▸ SHORT EXERCISE
Select, from the material below, each line with "this" in it.

+--

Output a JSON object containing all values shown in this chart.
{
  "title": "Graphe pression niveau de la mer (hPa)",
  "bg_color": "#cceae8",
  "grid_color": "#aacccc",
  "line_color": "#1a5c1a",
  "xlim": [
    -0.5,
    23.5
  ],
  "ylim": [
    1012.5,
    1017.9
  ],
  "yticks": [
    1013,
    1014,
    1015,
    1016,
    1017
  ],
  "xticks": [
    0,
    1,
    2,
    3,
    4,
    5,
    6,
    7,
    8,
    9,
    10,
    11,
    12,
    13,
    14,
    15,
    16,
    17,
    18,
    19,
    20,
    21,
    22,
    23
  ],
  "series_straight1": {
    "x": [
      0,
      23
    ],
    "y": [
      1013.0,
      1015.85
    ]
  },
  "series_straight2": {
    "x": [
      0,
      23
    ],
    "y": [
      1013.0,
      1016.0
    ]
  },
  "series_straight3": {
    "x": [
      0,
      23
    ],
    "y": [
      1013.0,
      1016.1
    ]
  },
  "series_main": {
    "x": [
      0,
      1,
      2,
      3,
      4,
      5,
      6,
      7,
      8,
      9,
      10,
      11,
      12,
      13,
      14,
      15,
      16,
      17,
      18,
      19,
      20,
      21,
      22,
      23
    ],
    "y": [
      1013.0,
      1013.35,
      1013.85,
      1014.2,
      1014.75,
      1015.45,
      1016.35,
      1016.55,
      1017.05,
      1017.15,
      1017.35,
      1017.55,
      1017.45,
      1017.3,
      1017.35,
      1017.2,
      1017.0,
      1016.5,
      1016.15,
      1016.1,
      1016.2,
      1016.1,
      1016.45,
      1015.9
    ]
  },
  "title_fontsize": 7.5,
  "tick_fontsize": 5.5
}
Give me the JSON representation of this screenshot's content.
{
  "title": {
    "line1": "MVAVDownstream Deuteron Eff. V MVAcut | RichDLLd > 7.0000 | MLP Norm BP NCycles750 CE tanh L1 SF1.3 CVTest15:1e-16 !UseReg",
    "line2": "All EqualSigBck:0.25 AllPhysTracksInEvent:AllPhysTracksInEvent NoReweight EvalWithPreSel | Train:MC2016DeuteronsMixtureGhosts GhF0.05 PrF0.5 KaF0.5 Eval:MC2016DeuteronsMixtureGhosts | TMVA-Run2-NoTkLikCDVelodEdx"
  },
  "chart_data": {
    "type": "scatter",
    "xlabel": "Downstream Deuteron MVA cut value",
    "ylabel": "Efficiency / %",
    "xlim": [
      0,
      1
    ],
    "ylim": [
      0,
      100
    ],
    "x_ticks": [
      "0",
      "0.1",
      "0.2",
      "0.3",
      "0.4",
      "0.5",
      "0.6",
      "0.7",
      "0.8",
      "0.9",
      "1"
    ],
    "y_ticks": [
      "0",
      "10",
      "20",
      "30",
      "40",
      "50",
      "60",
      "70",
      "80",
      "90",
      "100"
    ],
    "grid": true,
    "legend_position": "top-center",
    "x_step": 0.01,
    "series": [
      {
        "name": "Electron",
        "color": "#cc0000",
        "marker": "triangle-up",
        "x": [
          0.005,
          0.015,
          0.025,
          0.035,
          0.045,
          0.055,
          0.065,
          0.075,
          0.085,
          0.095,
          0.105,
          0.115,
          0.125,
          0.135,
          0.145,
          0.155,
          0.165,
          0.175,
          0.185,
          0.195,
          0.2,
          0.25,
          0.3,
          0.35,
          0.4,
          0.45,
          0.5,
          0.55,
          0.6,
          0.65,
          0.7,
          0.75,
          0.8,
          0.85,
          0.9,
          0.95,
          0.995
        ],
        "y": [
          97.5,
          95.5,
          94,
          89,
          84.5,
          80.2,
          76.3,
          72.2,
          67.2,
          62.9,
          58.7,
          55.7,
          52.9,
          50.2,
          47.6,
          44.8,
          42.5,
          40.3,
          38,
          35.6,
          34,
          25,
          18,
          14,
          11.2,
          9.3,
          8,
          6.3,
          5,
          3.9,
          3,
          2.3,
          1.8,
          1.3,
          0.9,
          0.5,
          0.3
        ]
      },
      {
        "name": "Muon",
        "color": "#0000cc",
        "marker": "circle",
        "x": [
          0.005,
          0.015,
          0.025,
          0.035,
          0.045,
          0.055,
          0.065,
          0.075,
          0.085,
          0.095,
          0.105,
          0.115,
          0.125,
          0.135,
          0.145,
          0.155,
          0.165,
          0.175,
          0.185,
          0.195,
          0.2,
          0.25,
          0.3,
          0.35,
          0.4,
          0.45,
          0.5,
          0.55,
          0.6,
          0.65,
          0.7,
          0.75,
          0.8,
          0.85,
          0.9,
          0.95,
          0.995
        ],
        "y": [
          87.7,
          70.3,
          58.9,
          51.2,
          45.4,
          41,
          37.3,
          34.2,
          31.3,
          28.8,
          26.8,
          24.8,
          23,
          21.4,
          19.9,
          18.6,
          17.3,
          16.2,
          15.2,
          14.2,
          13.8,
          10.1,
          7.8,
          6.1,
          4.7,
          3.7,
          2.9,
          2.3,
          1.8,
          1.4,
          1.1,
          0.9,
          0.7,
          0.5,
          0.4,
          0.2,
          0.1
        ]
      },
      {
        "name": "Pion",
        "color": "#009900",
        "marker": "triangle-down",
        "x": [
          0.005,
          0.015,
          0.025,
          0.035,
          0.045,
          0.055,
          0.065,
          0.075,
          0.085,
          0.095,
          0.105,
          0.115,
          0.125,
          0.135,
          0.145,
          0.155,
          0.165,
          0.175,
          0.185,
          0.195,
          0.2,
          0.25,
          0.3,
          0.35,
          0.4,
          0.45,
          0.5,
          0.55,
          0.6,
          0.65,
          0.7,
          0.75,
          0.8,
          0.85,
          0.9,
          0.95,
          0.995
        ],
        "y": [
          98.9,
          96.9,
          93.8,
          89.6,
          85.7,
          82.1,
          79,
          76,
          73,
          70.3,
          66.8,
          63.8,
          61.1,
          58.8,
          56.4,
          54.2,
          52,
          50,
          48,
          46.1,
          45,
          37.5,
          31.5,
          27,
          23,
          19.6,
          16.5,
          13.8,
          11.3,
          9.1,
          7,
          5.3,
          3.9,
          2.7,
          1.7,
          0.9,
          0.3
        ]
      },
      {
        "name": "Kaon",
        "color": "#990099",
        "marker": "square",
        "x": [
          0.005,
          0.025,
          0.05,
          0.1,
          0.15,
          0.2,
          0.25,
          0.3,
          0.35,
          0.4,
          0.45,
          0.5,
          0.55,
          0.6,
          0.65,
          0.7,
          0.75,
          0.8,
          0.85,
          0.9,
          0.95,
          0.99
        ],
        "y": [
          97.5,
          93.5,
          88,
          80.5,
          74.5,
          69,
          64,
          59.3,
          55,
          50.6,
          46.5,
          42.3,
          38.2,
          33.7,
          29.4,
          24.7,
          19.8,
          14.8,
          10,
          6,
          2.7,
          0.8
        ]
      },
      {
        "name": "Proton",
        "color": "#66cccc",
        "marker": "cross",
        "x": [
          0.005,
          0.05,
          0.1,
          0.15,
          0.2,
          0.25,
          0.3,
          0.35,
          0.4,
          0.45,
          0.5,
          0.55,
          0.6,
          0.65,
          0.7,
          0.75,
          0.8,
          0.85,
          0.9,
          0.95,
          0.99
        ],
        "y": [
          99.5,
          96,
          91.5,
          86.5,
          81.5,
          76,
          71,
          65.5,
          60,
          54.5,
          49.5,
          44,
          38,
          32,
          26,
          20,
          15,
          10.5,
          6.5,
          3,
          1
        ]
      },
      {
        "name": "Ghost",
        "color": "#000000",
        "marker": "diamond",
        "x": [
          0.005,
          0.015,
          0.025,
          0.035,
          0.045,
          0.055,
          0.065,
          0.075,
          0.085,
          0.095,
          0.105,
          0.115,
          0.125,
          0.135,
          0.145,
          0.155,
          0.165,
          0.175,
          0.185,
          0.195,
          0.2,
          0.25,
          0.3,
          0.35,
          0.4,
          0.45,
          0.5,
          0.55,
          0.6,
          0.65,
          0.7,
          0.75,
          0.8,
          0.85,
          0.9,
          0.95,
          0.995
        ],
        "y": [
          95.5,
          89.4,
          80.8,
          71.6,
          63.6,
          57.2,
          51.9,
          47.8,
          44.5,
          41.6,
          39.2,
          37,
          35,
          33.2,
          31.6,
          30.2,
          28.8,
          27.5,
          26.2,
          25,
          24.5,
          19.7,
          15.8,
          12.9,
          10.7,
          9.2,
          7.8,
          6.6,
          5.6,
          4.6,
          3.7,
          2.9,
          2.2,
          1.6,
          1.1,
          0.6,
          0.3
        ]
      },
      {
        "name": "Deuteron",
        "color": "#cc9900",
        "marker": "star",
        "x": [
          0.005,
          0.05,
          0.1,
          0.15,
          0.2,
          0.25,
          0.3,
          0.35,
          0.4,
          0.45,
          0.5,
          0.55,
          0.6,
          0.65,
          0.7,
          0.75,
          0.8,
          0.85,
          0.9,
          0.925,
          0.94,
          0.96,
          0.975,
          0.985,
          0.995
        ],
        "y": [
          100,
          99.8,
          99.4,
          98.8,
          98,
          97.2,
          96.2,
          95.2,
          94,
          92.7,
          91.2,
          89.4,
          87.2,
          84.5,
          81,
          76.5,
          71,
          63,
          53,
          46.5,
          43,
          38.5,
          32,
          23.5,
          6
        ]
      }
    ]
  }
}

+--

▸ PROBLEM SOLUTION
Output a JSON object containing all values shown in this chart.
Give me the JSON representation of this screenshot's content.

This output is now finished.